→ **WHAT TO WORK ON**
A. Decide whether each statement agrees with the piece on east Paris below. Answer yes or no for each, and quote the words from the piece that settle it. (i) For 30 years around the turn of the 20th century, Belleville's houses had no heat or electricity. (ii) The Latin Quarter comes alive with lights at night. (iii) Co-op members at La Bellevilloise spoke of "sales."
B. Reproduce word for word the part of the piece on east Paris below, between "text by CATHERINE MALABOU" and "for a time.", inclusive.

Purple Magazine
— Paris Issue #31

catherine malabou

paris goes east

text by CATHERINE MALABOU

I live on the Rue de l’Ermitage in the 20th arrondissement of Paris. It meets the Rue des Pyrénées and the Rue Ménilmontant on either end, and is set, discreetly, at the heart of a triangle whose corner points are formed by three subway stations: Gambetta, Jourdain, and Ménilmontant. This neighborhood — to which the Rue de l’Ermitage belongs, the so-called Hauts de Belleville [Heights of Belleville] — has long been neglected by wealthy Parisians due to its bad reputation. At the turn of the 20th century, for 30 years, Belleville boasted only dilapidated houses, without heat or electricity, all slated to be destroyed. Children looked for jobs as soon as they had finished elementary school. Delinquency was ubiquitous. The Bonnot Gang led a reign of terror there for a time.

Today, though pockets of poverty remain — namely, in the streets bordering the Boulevard de Belleville — the neighborhood is undergoing a strange metamorphosis. While the Latin Quarter, once the center of intellectual life and nightlife alike, empties out at night, the east of Paris, which has experienced a revival over the past 15 years, turns on its lights.

Is this simply a matter of gentrification? In large part, no doubt. The 20th arrondissement remains, though probably not for long, one of the last relatively affordable neighborhoods in Paris. All stripes of the Parisian “bobo” [fashionable middle- to upper-class lefties] have therefore settled there. But the neighborhood’s undefinable charm stems from the memory of its working class and socialist past. Once a “consumer’s cooperative,” the theater La Bellevilloise, located on the Rue Boyer, speaks best to this history. At La Bellevilloise, groceries, hardware, and household items were “distributed,” as co-op members said, deliberately banning the term “sale” from their vocabulary. It was the era of cooperative business. Today, the annex to La Bellevilloise has become La Maroquinerie [literally, a leather goods shop], which is also a multipurpose space for concerts, shows, and exhibitions, equipped with a restaurant-bar and home to new Paris’s hip crowd. The perfume of communality still floats in the air.

→ **DATASET CONTENT**
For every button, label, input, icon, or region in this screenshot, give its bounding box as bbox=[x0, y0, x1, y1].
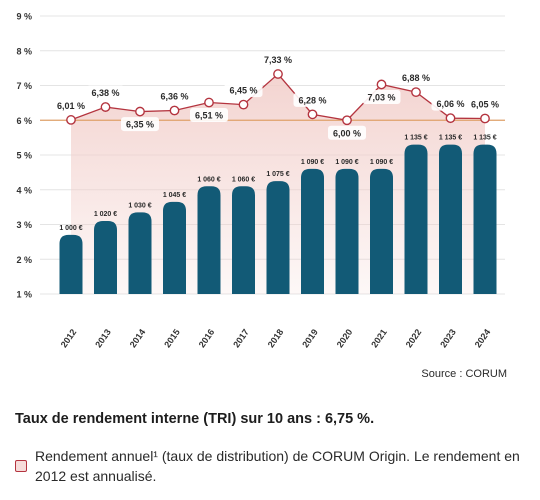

→ **SET OF ANSWERS**
A.
(i) Yes: "At the turn of the 20th century, for 30 years, Belleville boasted only dilapidated houses, without heat or electricity, all slated to be destroyed."
(ii) No: "While the Latin Quarter, once the center of intellectual life and nightlife alike, empties out at night"
(iii) No: "deliberately banning the term “sale” from their vocabulary."

B.
text by CATHERINE MALABOU

I live on the Rue de l’Ermitage in the 20th arrondissement of Paris. It meets the Rue des Pyrénées and the Rue Ménilmontant on either end, and is set, discreetly, at the heart of a triangle whose corner points are formed by three subway stations: Gambetta, Jourdain, and Ménilmontant. This neighborhood — to which the Rue de l’Ermitage belongs, the so-called Hauts de Belleville [Heights of Belleville] — has long been neglected by wealthy Parisians due to its bad reputation. At the turn of the 20th century, for 30 years, Belleville boasted only dilapidated houses, without heat or electricity, all slated to be destroyed. Children looked for jobs as soon as they had finished elementary school. Delinquency was ubiquitous. The Bonnot Gang led a reign of terror there for a time.